_WHAT THE TASK ASKS_: Return the lines below that carry the word "transformation".

_EXTRACTED MATERIAL_:
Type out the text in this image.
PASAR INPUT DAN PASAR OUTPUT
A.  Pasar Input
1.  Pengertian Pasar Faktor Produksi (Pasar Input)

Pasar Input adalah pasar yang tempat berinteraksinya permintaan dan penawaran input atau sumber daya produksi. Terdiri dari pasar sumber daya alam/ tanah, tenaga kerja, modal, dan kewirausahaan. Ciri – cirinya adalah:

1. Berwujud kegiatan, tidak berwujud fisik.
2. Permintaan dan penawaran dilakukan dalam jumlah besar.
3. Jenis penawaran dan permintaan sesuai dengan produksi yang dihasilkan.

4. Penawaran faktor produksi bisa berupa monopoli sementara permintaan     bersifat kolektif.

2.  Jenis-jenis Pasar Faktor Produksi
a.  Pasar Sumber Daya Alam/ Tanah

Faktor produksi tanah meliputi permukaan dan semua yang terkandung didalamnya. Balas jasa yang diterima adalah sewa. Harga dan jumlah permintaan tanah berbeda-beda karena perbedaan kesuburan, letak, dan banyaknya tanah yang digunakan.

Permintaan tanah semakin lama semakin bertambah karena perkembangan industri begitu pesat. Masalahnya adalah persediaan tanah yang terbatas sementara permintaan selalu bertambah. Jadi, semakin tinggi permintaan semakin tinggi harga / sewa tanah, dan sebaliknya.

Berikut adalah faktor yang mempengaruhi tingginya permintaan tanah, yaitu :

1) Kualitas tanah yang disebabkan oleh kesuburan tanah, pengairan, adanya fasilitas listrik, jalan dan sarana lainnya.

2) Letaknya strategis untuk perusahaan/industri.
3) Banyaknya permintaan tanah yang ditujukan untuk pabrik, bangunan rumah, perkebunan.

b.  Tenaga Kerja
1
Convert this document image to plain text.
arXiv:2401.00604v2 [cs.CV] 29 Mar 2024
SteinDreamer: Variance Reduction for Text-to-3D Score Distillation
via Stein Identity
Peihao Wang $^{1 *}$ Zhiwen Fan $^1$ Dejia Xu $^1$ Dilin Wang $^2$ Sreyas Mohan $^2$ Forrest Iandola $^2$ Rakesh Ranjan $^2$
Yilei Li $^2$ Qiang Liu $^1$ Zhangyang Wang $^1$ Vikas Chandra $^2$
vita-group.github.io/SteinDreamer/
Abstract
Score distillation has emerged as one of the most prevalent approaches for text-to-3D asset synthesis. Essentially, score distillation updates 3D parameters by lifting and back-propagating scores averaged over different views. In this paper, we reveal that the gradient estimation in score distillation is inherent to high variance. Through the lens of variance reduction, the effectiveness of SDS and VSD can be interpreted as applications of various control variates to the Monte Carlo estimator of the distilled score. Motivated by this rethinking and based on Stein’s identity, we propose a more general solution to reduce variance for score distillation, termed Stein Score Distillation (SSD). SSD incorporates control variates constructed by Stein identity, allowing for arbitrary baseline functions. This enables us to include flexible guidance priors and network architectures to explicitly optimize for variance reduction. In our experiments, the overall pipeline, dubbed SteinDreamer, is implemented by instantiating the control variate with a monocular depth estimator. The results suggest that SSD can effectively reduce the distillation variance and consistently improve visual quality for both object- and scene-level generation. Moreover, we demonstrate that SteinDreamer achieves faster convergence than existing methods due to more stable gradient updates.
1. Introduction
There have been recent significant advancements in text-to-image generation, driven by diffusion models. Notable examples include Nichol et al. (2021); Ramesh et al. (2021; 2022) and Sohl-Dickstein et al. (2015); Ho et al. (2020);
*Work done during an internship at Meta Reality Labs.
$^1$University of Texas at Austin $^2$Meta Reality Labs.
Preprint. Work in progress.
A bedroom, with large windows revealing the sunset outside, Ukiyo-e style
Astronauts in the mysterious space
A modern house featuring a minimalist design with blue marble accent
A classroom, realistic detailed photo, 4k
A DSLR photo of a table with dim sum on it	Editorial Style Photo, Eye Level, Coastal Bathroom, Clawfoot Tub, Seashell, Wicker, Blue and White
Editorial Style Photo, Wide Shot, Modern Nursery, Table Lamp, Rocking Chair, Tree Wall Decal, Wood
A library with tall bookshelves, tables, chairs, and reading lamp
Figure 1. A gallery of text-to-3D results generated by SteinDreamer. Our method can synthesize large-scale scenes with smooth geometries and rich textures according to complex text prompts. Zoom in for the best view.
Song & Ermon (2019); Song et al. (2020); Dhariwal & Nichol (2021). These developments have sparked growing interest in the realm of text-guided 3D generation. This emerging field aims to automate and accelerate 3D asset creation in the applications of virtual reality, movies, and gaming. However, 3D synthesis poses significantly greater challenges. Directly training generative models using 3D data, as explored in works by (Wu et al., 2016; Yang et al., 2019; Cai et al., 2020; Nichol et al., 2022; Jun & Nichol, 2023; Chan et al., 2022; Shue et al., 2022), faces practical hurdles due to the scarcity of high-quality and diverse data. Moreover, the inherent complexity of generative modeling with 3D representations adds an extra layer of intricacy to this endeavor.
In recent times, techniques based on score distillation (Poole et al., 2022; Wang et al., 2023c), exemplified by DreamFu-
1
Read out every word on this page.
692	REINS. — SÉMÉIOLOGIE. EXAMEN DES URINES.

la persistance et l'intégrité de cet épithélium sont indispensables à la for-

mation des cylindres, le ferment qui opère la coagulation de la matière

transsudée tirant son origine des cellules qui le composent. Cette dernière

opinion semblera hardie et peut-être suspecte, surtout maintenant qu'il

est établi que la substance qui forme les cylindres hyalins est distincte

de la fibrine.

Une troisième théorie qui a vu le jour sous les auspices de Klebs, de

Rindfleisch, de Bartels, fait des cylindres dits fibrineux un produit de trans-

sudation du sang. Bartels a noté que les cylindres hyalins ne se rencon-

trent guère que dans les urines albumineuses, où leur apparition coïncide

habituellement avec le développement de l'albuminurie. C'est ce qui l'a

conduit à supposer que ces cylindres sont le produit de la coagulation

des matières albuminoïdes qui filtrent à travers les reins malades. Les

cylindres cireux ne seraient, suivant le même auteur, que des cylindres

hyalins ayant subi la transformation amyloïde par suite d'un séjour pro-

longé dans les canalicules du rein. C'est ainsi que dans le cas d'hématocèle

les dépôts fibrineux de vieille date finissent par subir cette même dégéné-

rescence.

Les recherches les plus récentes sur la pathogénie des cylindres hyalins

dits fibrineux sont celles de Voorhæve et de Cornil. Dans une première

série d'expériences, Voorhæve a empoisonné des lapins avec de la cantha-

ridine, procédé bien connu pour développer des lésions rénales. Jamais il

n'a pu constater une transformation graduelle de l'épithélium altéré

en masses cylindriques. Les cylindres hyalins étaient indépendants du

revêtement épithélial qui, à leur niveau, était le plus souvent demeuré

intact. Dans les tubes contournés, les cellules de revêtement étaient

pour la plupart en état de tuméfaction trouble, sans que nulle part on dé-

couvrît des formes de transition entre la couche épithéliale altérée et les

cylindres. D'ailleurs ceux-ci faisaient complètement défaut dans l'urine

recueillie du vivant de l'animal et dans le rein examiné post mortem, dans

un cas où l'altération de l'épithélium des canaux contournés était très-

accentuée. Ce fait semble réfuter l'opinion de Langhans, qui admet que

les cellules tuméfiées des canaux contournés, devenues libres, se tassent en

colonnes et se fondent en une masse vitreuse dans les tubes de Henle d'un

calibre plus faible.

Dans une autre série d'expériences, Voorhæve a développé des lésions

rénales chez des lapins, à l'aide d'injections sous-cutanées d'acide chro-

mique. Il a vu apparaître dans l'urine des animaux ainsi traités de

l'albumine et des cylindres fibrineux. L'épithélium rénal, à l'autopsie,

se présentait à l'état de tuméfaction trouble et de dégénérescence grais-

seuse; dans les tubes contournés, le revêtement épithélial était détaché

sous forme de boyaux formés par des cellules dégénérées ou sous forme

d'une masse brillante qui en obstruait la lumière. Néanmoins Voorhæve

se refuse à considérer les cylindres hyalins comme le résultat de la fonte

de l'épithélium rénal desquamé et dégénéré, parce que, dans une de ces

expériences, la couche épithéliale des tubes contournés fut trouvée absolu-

_TASK RESPONSE_:
hyalins ayant subi la transformation amyloïde par suite d'un séjour pro-
n'a pu constater une transformation graduelle de l'épithélium altéré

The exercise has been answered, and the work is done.